··· Data for the task

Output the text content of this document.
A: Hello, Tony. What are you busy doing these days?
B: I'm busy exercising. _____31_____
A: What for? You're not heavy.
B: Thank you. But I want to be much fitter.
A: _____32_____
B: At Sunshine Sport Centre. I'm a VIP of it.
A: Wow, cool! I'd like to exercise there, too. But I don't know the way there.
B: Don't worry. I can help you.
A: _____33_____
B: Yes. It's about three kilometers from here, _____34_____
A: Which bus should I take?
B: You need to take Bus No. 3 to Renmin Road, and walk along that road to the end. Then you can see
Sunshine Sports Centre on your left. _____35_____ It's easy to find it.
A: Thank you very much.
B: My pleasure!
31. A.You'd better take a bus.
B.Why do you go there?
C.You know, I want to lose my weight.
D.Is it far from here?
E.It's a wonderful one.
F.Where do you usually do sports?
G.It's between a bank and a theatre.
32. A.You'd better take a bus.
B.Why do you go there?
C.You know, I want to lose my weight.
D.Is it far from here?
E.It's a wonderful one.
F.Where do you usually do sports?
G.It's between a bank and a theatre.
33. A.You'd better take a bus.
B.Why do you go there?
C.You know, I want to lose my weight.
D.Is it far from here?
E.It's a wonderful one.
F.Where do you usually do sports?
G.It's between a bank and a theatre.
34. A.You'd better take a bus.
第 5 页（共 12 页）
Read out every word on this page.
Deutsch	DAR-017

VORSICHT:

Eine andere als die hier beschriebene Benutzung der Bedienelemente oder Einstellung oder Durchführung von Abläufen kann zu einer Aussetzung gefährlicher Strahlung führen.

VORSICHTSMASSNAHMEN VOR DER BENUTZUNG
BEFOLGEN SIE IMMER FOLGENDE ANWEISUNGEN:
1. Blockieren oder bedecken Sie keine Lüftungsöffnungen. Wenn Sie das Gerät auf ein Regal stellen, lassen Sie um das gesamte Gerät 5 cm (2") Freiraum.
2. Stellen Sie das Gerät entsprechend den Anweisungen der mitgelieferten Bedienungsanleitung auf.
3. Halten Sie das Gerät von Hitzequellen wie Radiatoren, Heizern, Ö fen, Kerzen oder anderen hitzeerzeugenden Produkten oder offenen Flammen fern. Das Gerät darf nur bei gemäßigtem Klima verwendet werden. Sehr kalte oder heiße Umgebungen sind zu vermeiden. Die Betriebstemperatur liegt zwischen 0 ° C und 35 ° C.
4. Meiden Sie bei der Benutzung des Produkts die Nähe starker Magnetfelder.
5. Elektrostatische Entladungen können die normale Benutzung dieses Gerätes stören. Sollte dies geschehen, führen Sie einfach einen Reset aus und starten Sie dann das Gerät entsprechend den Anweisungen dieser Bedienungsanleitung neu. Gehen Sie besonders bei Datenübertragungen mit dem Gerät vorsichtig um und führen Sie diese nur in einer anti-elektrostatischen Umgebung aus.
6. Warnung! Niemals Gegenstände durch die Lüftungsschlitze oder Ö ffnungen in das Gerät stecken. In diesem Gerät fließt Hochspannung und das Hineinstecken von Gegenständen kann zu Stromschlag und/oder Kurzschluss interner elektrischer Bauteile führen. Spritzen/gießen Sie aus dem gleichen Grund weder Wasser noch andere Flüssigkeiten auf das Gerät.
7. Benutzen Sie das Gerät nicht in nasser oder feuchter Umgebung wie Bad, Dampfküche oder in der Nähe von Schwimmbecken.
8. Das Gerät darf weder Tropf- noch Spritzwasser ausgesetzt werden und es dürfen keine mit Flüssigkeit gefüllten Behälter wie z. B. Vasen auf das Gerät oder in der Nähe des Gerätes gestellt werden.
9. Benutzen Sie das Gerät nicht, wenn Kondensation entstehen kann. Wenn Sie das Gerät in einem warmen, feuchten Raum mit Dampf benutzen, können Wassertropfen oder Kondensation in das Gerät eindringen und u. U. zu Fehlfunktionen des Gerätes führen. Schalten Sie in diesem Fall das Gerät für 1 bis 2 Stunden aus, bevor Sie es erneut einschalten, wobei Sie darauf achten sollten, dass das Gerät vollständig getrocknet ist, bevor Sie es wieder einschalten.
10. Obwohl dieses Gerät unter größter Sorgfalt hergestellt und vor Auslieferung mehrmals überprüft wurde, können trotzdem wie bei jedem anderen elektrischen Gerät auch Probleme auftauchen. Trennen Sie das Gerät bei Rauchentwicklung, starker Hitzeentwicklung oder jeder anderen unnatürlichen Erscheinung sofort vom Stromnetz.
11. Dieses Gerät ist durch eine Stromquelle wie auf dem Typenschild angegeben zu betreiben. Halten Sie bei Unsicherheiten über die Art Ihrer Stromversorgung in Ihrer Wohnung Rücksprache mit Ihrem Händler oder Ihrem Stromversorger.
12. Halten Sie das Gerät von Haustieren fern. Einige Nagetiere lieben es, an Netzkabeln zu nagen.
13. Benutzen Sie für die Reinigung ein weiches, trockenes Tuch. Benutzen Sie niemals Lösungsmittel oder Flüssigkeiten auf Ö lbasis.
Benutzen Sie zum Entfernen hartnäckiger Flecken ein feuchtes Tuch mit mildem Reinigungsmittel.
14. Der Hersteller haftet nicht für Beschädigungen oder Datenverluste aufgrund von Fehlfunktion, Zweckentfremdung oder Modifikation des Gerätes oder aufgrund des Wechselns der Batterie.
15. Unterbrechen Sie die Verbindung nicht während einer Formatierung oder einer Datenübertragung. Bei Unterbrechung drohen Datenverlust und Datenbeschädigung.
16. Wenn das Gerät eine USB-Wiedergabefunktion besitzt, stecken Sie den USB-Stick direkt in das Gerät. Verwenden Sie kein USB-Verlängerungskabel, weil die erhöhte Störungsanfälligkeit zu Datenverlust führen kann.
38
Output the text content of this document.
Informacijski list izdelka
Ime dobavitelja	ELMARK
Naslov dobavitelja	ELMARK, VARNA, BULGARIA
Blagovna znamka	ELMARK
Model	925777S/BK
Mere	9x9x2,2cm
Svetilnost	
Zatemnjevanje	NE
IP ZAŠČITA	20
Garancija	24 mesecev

······

■ Task directions
Go through the records above and retype each one exactly.

■ Solved exercise
Output the text content of this document.
A: Hello, Tony. What are you busy doing these days?
B: I'm busy exercising. _____31_____
A: What for? You're not heavy.
B: Thank you. But I want to be much fitter.
A: _____32_____
B: At Sunshine Sport Centre. I'm a VIP of it.
A: Wow, cool! I'd like to exercise there, too. But I don't know the way there.
B: Don't worry. I can help you.
A: _____33_____
B: Yes. It's about three kilometers from here, _____34_____
A: Which bus should I take?
B: You need to take Bus No. 3 to Renmin Road, and walk along that road to the end. Then you can see
Sunshine Sports Centre on your left. _____35_____ It's easy to find it.
A: Thank you very much.
B: My pleasure!
31. A.You'd better take a bus.
B.Why do you go there?
C.You know, I want to lose my weight.
D.Is it far from here?
E.It's a wonderful one.
F.Where do you usually do sports?
G.It's between a bank and a theatre.
32. A.You'd better take a bus.
B.Why do you go there?
C.You know, I want to lose my weight.
D.Is it far from here?
E.It's a wonderful one.
F.Where do you usually do sports?
G.It's between a bank and a theatre.
33. A.You'd better take a bus.
B.Why do you go there?
C.You know, I want to lose my weight.
D.Is it far from here?
E.It's a wonderful one.
F.Where do you usually do sports?
G.It's between a bank and a theatre.
34. A.You'd better take a bus.
第 5 页（共 12 页）
Read out every word on this page.
Deutsch	DAR-017

VORSICHT:

Eine andere als die hier beschriebene Benutzung der Bedienelemente oder Einstellung oder Durchführung von Abläufen kann zu einer Aussetzung gefährlicher Strahlung führen.

VORSICHTSMASSNAHMEN VOR DER BENUTZUNG
BEFOLGEN SIE IMMER FOLGENDE ANWEISUNGEN:
1. Blockieren oder bedecken Sie keine Lüftungsöffnungen. Wenn Sie das Gerät auf ein Regal stellen, lassen Sie um das gesamte Gerät 5 cm (2") Freiraum.
2. Stellen Sie das Gerät entsprechend den Anweisungen der mitgelieferten Bedienungsanleitung auf.
3. Halten Sie das Gerät von Hitzequellen wie Radiatoren, Heizern, Ö fen, Kerzen oder anderen hitzeerzeugenden Produkten oder offenen Flammen fern. Das Gerät darf nur bei gemäßigtem Klima verwendet werden. Sehr kalte oder heiße Umgebungen sind zu vermeiden. Die Betriebstemperatur liegt zwischen 0 ° C und 35 ° C.
4. Meiden Sie bei der Benutzung des Produkts die Nähe starker Magnetfelder.
5. Elektrostatische Entladungen können die normale Benutzung dieses Gerätes stören. Sollte dies geschehen, führen Sie einfach einen Reset aus und starten Sie dann das Gerät entsprechend den Anweisungen dieser Bedienungsanleitung neu. Gehen Sie besonders bei Datenübertragungen mit dem Gerät vorsichtig um und führen Sie diese nur in einer anti-elektrostatischen Umgebung aus.
6. Warnung! Niemals Gegenstände durch die Lüftungsschlitze oder Ö ffnungen in das Gerät stecken. In diesem Gerät fließt Hochspannung und das Hineinstecken von Gegenständen kann zu Stromschlag und/oder Kurzschluss interner elektrischer Bauteile führen. Spritzen/gießen Sie aus dem gleichen Grund weder Wasser noch andere Flüssigkeiten auf das Gerät.
7. Benutzen Sie das Gerät nicht in nasser oder feuchter Umgebung wie Bad, Dampfküche oder in der Nähe von Schwimmbecken.
8. Das Gerät darf weder Tropf- noch Spritzwasser ausgesetzt werden und es dürfen keine mit Flüssigkeit gefüllten Behälter wie z. B. Vasen auf das Gerät oder in der Nähe des Gerätes gestellt werden.
9. Benutzen Sie das Gerät nicht, wenn Kondensation entstehen kann. Wenn Sie das Gerät in einem warmen, feuchten Raum mit Dampf benutzen, können Wassertropfen oder Kondensation in das Gerät eindringen und u. U. zu Fehlfunktionen des Gerätes führen. Schalten Sie in diesem Fall das Gerät für 1 bis 2 Stunden aus, bevor Sie es erneut einschalten, wobei Sie darauf achten sollten, dass das Gerät vollständig getrocknet ist, bevor Sie es wieder einschalten.
10. Obwohl dieses Gerät unter größter Sorgfalt hergestellt und vor Auslieferung mehrmals überprüft wurde, können trotzdem wie bei jedem anderen elektrischen Gerät auch Probleme auftauchen. Trennen Sie das Gerät bei Rauchentwicklung, starker Hitzeentwicklung oder jeder anderen unnatürlichen Erscheinung sofort vom Stromnetz.
11. Dieses Gerät ist durch eine Stromquelle wie auf dem Typenschild angegeben zu betreiben. Halten Sie bei Unsicherheiten über die Art Ihrer Stromversorgung in Ihrer Wohnung Rücksprache mit Ihrem Händler oder Ihrem Stromversorger.
12. Halten Sie das Gerät von Haustieren fern. Einige Nagetiere lieben es, an Netzkabeln zu nagen.
13. Benutzen Sie für die Reinigung ein weiches, trockenes Tuch. Benutzen Sie niemals Lösungsmittel oder Flüssigkeiten auf Ö lbasis.
Benutzen Sie zum Entfernen hartnäckiger Flecken ein feuchtes Tuch mit mildem Reinigungsmittel.
14. Der Hersteller haftet nicht für Beschädigungen oder Datenverluste aufgrund von Fehlfunktion, Zweckentfremdung oder Modifikation des Gerätes oder aufgrund des Wechselns der Batterie.
15. Unterbrechen Sie die Verbindung nicht während einer Formatierung oder einer Datenübertragung. Bei Unterbrechung drohen Datenverlust und Datenbeschädigung.
16. Wenn das Gerät eine USB-Wiedergabefunktion besitzt, stecken Sie den USB-Stick direkt in das Gerät. Verwenden Sie kein USB-Verlängerungskabel, weil die erhöhte Störungsanfälligkeit zu Datenverlust führen kann.
38
Output the text content of this document.
Informacijski list izdelka
Ime dobavitelja	ELMARK
Naslov dobavitelja	ELMARK, VARNA, BULGARIA
Blagovna znamka	ELMARK
Model	925777S/BK
Mere	9x9x2,2cm
Svetilnost	
Zatemnjevanje	NE
IP ZAŠČITA	20
Garancija	24 mesecev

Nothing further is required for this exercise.